(Items from a figure collection)
#####

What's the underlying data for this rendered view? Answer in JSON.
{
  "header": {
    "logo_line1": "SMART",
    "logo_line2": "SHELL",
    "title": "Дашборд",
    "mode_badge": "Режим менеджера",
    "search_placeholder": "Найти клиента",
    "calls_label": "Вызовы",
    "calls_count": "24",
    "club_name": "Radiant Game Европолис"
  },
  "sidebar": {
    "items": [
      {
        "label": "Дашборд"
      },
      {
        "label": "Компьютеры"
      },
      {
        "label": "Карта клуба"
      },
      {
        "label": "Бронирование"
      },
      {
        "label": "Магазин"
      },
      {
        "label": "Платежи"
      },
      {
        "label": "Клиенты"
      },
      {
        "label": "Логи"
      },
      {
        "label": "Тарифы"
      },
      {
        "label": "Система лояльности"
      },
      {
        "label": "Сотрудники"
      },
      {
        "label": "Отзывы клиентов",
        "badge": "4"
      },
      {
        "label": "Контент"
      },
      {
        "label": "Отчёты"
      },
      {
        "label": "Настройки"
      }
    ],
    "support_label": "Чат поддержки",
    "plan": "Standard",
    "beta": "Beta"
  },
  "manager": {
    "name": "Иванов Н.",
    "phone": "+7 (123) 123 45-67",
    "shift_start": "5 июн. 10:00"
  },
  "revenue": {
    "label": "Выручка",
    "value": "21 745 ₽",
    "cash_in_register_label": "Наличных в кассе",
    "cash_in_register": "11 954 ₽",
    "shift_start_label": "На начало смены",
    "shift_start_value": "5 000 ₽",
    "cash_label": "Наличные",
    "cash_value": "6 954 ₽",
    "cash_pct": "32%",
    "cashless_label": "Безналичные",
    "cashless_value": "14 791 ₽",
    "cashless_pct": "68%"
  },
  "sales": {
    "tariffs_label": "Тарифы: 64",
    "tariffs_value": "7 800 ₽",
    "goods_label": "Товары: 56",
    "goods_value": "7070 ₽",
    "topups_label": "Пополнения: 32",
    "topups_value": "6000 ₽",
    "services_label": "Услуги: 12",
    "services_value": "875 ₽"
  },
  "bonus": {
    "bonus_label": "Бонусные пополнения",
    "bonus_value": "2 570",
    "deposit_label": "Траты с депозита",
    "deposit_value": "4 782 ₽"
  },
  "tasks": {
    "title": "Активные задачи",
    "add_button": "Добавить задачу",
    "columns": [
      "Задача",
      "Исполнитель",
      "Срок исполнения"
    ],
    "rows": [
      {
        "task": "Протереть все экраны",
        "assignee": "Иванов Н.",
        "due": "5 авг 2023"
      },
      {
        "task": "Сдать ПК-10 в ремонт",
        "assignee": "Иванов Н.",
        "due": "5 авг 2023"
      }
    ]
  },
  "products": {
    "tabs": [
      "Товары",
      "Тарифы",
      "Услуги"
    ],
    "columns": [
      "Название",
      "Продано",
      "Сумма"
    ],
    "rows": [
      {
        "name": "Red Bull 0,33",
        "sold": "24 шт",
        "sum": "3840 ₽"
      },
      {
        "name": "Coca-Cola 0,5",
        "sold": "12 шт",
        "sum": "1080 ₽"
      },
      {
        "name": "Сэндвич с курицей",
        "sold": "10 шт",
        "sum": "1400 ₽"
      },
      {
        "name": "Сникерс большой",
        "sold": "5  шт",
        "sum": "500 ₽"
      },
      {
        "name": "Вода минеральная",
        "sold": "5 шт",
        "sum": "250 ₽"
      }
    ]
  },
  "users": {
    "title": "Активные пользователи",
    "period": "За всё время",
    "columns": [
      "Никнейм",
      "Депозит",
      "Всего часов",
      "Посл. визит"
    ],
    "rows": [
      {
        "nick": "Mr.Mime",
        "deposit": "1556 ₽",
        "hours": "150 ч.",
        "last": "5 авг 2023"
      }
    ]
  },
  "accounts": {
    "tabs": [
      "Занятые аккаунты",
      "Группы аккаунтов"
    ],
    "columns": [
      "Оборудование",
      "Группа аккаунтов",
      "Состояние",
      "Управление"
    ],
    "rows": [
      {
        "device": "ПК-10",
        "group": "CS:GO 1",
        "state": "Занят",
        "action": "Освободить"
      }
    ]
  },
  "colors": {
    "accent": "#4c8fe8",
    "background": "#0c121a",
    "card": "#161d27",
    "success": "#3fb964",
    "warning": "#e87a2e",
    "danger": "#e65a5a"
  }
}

#####

Given exercise: Look through the entries above; copy every line holding the string "аккаунтов".

Exercise response:
      "Группы аккаунтов"
      "Группа аккаунтов",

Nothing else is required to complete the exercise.